Given instruction: Every line of the material is to be repeated exactly as it stands.

Extracted records:
◇ ◇ ◇ ◇ ◇

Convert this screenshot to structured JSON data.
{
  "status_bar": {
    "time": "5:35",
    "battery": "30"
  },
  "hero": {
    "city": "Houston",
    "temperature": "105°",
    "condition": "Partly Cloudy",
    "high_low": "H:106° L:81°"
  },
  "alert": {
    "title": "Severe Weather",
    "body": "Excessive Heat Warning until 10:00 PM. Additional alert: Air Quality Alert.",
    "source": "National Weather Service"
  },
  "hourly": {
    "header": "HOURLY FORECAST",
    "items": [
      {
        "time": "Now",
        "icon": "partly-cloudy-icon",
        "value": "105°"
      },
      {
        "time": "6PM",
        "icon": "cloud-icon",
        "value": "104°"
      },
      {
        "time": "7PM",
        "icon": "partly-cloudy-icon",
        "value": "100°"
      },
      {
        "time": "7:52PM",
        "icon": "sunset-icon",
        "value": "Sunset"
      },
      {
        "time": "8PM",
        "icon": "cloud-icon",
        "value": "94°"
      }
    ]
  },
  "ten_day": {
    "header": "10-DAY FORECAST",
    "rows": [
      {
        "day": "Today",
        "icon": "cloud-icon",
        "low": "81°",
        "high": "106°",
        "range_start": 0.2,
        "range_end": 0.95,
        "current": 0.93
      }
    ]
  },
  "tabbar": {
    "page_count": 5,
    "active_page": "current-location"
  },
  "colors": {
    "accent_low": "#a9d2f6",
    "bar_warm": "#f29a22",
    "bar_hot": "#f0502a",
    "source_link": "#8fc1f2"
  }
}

◇ ◇ ◇ ◇ ◇

Solved exercise:
Convert this screenshot to structured JSON data.
{
  "status_bar": {
    "time": "5:35",
    "battery": "30"
  },
  "hero": {
    "city": "Houston",
    "temperature": "105°",
    "condition": "Partly Cloudy",
    "high_low": "H:106° L:81°"
  },
  "alert": {
    "title": "Severe Weather",
    "body": "Excessive Heat Warning until 10:00 PM. Additional alert: Air Quality Alert.",
    "source": "National Weather Service"
  },
  "hourly": {
    "header": "HOURLY FORECAST",
    "items": [
      {
        "time": "Now",
        "icon": "partly-cloudy-icon",
        "value": "105°"
      },
      {
        "time": "6PM",
        "icon": "cloud-icon",
        "value": "104°"
      },
      {
        "time": "7PM",
        "icon": "partly-cloudy-icon",
        "value": "100°"
      },
      {
        "time": "7:52PM",
        "icon": "sunset-icon",
        "value": "Sunset"
      },
      {
        "time": "8PM",
        "icon": "cloud-icon",
        "value": "94°"
      }
    ]
  },
  "ten_day": {
    "header": "10-DAY FORECAST",
    "rows": [
      {
        "day": "Today",
        "icon": "cloud-icon",
        "low": "81°",
        "high": "106°",
        "range_start": 0.2,
        "range_end": 0.95,
        "current": 0.93
      }
    ]
  },
  "tabbar": {
    "page_count": 5,
    "active_page": "current-location"
  },
  "colors": {
    "accent_low": "#a9d2f6",
    "bar_warm": "#f29a22",
    "bar_hot": "#f0502a",
    "source_link": "#8fc1f2"
  }
}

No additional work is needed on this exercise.